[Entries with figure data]
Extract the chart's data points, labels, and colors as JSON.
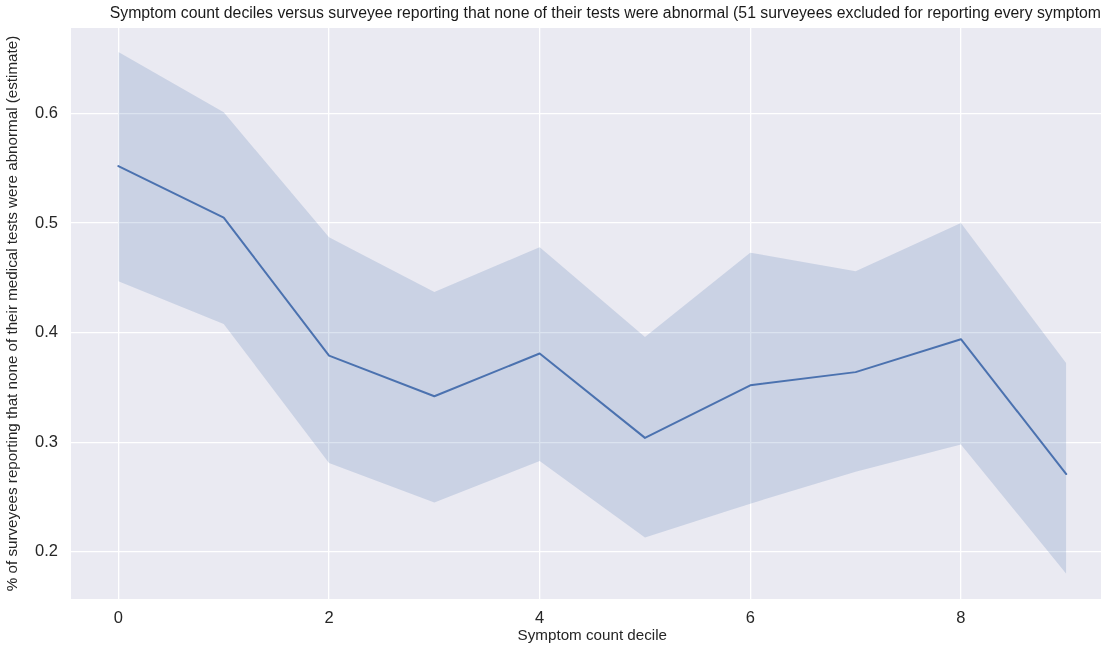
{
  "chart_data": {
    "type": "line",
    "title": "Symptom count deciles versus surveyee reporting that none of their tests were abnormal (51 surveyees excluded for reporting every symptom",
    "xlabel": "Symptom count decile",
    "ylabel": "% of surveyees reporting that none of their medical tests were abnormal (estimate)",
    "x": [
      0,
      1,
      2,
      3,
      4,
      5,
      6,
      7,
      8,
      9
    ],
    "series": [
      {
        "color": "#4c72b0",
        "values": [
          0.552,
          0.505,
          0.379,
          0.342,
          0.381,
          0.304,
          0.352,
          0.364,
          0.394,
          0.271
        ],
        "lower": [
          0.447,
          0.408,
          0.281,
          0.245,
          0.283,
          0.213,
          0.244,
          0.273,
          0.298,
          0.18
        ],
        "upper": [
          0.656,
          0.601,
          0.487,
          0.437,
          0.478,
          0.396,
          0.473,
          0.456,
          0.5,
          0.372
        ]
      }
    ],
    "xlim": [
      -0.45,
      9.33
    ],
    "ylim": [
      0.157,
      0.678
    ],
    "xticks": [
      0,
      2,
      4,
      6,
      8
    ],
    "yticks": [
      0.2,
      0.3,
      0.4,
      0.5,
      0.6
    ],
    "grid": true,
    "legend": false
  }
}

■ **SHORT EXERCISE**
From the data above, write out everything exactly except the pictures.

■ **SOLUTION FOR THIS TASK**
Extract the chart's data points, labels, and colors as JSON.
{
  "chart_data": {
    "type": "line",
    "title": "Symptom count deciles versus surveyee reporting that none of their tests were abnormal (51 surveyees excluded for reporting every symptom",
    "xlabel": "Symptom count decile",
    "ylabel": "% of surveyees reporting that none of their medical tests were abnormal (estimate)",
    "x": [
      0,
      1,
      2,
      3,
      4,
      5,
      6,
      7,
      8,
      9
    ],
    "series": [
      {
        "color": "#4c72b0",
        "values": [
          0.552,
          0.505,
          0.379,
          0.342,
          0.381,
          0.304,
          0.352,
          0.364,
          0.394,
          0.271
        ],
        "lower": [
          0.447,
          0.408,
          0.281,
          0.245,
          0.283,
          0.213,
          0.244,
          0.273,
          0.298,
          0.18
        ],
        "upper": [
          0.656,
          0.601,
          0.487,
          0.437,
          0.478,
          0.396,
          0.473,
          0.456,
          0.5,
          0.372
        ]
      }
    ],
    "xlim": [
      -0.45,
      9.33
    ],
    "ylim": [
      0.157,
      0.678
    ],
    "xticks": [
      0,
      2,
      4,
      6,
      8
    ],
    "yticks": [
      0.2,
      0.3,
      0.4,
      0.5,
      0.6
    ],
    "grid": true,
    "legend": false
  }
}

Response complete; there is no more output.